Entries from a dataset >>
--------------------
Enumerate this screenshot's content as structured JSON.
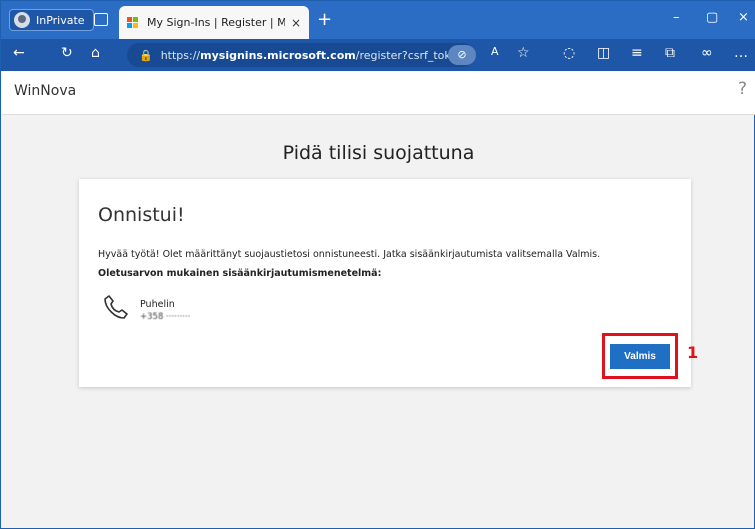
{
  "browser": {
    "profile_label": "InPrivate",
    "tab_title": "My Sign-Ins | Register | Microsoft",
    "tab_close": "×",
    "new_tab": "+",
    "url_prefix": "https://",
    "url_host": "mysignins.microsoft.com",
    "url_path": "/register?csrf_token...",
    "window_min": "–",
    "window_max": "▢",
    "window_close": "×"
  },
  "page": {
    "brand": "WinNova",
    "help": "?",
    "heading": "Pidä tilisi suojattuna"
  },
  "card": {
    "title": "Onnistui!",
    "message": "Hyvää työtä! Olet määrittänyt suojaustietosi onnistuneesti. Jatka sisäänkirjautumista valitsemalla Valmis.",
    "default_label": "Oletusarvon mukainen sisäänkirjautumismenetelmä:",
    "method_name": "Puhelin",
    "method_number": "+358 ·········",
    "done_button": "Valmis"
  },
  "annotation": {
    "step_number": "1",
    "color": "#e0101c"
  },
  "colors": {
    "titlebar": "#2b6cc4",
    "toolbar": "#1e56a8",
    "button": "#1f6fc4"
  }
}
--------------------
GIVEN TASK >> Your copy should hold every record word for word and none of the pictures.

RESPONSE BELOW >>
Enumerate this screenshot's content as structured JSON.
{
  "browser": {
    "profile_label": "InPrivate",
    "tab_title": "My Sign-Ins | Register | Microsoft",
    "tab_close": "×",
    "new_tab": "+",
    "url_prefix": "https://",
    "url_host": "mysignins.microsoft.com",
    "url_path": "/register?csrf_token...",
    "window_min": "–",
    "window_max": "▢",
    "window_close": "×"
  },
  "page": {
    "brand": "WinNova",
    "help": "?",
    "heading": "Pidä tilisi suojattuna"
  },
  "card": {
    "title": "Onnistui!",
    "message": "Hyvää työtä! Olet määrittänyt suojaustietosi onnistuneesti. Jatka sisäänkirjautumista valitsemalla Valmis.",
    "default_label": "Oletusarvon mukainen sisäänkirjautumismenetelmä:",
    "method_name": "Puhelin",
    "method_number": "+358 ·········",
    "done_button": "Valmis"
  },
  "annotation": {
    "step_number": "1",
    "color": "#e0101c"
  },
  "colors": {
    "titlebar": "#2b6cc4",
    "toolbar": "#1e56a8",
    "button": "#1f6fc4"
  }
}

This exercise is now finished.